> [TASK REQUIREMENTS]
Pick out each line in these entries that contains the string "text".

> [DATA TO PROCESS]
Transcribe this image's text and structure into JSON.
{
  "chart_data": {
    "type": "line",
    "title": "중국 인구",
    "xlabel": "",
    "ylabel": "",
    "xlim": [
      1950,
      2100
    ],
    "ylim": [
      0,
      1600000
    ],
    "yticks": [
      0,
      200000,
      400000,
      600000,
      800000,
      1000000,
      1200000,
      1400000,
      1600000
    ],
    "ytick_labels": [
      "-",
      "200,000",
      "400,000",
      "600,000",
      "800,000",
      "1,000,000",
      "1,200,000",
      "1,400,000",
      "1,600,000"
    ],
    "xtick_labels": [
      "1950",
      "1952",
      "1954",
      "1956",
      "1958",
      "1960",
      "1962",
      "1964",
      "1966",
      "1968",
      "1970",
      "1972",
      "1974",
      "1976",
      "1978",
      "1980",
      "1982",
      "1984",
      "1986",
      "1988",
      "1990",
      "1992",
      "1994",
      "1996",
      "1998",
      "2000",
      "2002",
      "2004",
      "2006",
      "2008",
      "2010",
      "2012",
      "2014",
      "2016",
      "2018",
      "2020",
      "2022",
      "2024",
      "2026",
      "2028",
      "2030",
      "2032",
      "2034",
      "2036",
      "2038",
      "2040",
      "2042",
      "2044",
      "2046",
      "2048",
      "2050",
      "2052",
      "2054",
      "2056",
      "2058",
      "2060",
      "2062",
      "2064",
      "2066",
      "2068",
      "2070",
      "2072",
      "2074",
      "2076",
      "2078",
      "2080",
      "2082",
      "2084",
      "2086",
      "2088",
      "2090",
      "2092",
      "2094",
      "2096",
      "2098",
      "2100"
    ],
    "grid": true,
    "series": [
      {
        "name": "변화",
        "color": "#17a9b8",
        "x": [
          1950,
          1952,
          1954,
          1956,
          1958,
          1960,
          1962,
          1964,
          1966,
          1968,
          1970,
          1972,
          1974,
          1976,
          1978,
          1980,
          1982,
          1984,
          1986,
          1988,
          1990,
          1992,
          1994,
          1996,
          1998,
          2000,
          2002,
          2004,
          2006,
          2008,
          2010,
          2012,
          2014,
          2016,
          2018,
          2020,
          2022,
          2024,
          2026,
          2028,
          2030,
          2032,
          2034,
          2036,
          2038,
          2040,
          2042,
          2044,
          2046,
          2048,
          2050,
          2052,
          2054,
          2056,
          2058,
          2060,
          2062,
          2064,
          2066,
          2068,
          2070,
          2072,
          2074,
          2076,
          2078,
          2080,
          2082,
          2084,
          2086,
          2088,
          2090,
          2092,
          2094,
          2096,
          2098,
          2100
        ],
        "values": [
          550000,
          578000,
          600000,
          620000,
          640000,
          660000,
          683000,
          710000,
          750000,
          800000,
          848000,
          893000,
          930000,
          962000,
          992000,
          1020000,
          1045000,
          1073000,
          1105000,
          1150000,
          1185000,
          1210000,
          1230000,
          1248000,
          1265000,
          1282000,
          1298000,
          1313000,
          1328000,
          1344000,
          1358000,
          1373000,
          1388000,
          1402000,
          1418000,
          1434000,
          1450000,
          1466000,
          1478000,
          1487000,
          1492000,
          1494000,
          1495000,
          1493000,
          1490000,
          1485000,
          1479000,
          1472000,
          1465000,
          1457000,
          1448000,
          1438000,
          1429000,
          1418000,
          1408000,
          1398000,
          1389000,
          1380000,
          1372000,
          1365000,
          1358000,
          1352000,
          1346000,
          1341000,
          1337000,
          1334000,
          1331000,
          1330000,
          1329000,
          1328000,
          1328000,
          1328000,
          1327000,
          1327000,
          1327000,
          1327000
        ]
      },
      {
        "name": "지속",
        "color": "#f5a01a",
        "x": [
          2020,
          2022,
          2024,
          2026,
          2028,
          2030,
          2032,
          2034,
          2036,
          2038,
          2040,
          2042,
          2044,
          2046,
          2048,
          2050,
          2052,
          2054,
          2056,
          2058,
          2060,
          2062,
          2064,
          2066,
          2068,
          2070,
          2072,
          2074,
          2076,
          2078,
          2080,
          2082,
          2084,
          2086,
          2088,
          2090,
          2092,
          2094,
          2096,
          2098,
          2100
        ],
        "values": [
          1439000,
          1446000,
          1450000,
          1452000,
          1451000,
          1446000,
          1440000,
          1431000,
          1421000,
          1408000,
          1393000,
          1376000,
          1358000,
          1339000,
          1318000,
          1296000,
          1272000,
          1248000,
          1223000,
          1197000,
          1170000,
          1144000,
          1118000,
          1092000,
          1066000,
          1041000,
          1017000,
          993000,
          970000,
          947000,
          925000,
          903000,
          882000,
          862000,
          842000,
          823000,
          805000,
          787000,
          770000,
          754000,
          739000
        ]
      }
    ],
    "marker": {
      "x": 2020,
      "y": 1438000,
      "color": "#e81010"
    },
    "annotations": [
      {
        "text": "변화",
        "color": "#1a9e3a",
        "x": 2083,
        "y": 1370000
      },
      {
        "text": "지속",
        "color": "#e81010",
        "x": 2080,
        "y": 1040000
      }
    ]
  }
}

> [WRITTEN REPLY]
Transcribe this image's text and structure into JSON.
        "text": "변화",
        "text": "지속",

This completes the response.